→ **Selected excerpt**
>>
They understood the constraints of us being a small company and this being very costly. So it was a lot of things that led to it. But like I said, it was an easy decision. I mean, it's just the right thing to do for patients. And to me, it struck me as cruel to have somebody on a drug for that long and they think that they're getting a benefit from it and we're taking them off.

Speaker 7

So it's driven by a lot of factors.

Speaker 6

Yes. And Rick, I can imagine that you received quite a bit of an interest. I mean, this is one of the only handful of pivotal programs ongoing in Alzheimer's from potential partners. Can you describe some of the dynamics of those in the past and what would be your anticipation once data is available?

Speaker 1

Yes, I don't think I want to go too far into it. But the realistically, I would not expect us to see I wouldn't expect to see a partnership before we have Phase 3 data. And if you think about it from the other side, this is a big pharma company, Some business development officer would have to take the risk of walking into a CEO's office and saying, hey, I want to make a bet on this company. We don't have data yet. Most of the deals you see with big pharma these days are very expensive.

Speaker 1

And they're expensive because they're risk averse and they wait until there's a Phase 3 result or there's an FDA approval. So it's I guess the best I could say is stay tuned.

Speaker 6

Okay. Certainly, Will. Thank you so much for your active

Operator

questions. The next question is from Matt Nechtrob, a Private Investor. Please go ahead.

Speaker 7

Hello. First off, that was a great update. It's nice to have Jim talking about some of the details on the trials. And I wanted to thank you personally for focusing on the patients and extending the open labels. I think that was a great decision and made a lot of families much more calm and happy.

Speaker 7

And I'd like to congratulate the entire team. It's been quite a journey the last 3 years, but you guys did an incredible job getting Smithlim to the doorstep of a completed Phase III trial. I have 2 related questions. So some estimates say there's about 46,000,000 patients worldwide with Alzheimer's, 6,500,000 in the U. S.

Speaker 7

And 11,000,000 in Europe. Have you guys analyzed the worldwide demand for samiphyllum if there's a successful Phase 3 readout and FDA approval? And can you give any additional color on what steps you're taking to ensure Smith Lim can be delivered to patients quickly after the FDA approval and scale worldwide?
<<
→ **What the task requires**
In the call transcript above, what has to happen before Speaker 1 would expect a partnership?

→ **Provided data**
>>
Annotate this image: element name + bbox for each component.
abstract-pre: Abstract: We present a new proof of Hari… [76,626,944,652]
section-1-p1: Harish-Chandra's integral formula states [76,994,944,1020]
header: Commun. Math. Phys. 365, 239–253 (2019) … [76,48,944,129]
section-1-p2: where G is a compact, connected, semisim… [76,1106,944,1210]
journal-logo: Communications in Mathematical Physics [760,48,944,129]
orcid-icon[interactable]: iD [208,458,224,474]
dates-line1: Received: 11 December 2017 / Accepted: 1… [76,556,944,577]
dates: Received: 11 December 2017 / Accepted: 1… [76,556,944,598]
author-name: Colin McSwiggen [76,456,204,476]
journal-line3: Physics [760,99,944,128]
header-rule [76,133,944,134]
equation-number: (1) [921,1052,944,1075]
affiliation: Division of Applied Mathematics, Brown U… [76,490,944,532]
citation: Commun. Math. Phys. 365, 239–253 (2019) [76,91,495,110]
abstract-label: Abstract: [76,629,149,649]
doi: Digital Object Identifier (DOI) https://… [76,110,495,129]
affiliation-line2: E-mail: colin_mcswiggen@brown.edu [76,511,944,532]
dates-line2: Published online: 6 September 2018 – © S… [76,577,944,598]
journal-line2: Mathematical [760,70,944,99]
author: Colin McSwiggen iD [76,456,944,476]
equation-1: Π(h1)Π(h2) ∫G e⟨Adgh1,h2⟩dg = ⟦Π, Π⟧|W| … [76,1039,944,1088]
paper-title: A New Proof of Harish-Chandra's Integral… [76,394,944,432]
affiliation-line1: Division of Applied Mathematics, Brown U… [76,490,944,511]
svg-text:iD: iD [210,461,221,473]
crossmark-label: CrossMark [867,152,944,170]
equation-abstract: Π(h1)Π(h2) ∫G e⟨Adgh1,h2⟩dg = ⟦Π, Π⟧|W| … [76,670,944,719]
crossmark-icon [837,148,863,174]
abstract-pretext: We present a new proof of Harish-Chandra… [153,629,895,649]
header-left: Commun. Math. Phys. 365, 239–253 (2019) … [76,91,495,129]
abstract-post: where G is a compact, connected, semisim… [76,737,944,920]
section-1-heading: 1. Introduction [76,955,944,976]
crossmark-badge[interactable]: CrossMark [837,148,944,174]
<<
→ **Your response**
The company would need to have Phase 3 data.